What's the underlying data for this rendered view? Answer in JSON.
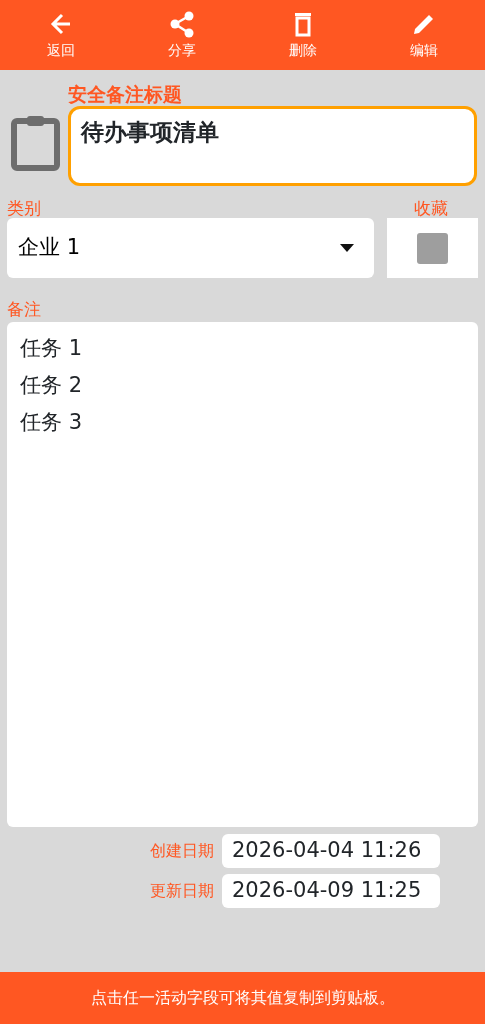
{
  "toolbar": [
    {
      "kind": "back",
      "label": "返回"
    },
    {
      "kind": "share",
      "label": "分享"
    },
    {
      "kind": "delete",
      "label": "删除"
    },
    {
      "kind": "edit",
      "label": "编辑"
    }
  ],
  "title_field": {
    "label": "安全备注标题",
    "value": "待办事项清单"
  },
  "category": {
    "label": "类别",
    "value": "企业 1"
  },
  "favorite": {
    "label": "收藏",
    "checked": false
  },
  "notes": {
    "label": "备注",
    "value": "任务 1\n任务 2\n任务 3"
  },
  "dates": [
    {
      "label": "创建日期",
      "value": "2026-04-04 11:26"
    },
    {
      "label": "更新日期",
      "value": "2026-04-09 11:25"
    }
  ],
  "footer": "点击任一活动字段可将其值复制到剪贴板。"
}
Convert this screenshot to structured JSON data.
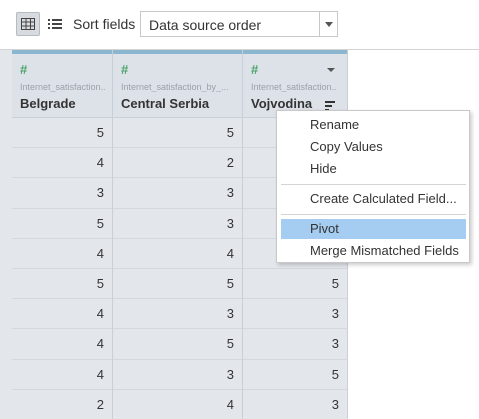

* * * *

== Problem statement ==
Your copy should match the records word for word, with the pictures removed.

== Answer for this exercise ==
What's the underlying data for this rendered view? Answer in JSON.
{
  "toolbar": [
    {
      "kind": "back",
      "label": "返回"
    },
    {
      "kind": "share",
      "label": "分享"
    },
    {
      "kind": "delete",
      "label": "删除"
    },
    {
      "kind": "edit",
      "label": "编辑"
    }
  ],
  "title_field": {
    "label": "安全备注标题",
    "value": "待办事项清单"
  },
  "category": {
    "label": "类别",
    "value": "企业 1"
  },
  "favorite": {
    "label": "收藏",
    "checked": false
  },
  "notes": {
    "label": "备注",
    "value": "任务 1\n任务 2\n任务 3"
  },
  "dates": [
    {
      "label": "创建日期",
      "value": "2026-04-04 11:26"
    },
    {
      "label": "更新日期",
      "value": "2026-04-09 11:25"
    }
  ],
  "footer": "点击任一活动字段可将其值复制到剪贴板。"
}
Convert this screenshot to structured JSON data.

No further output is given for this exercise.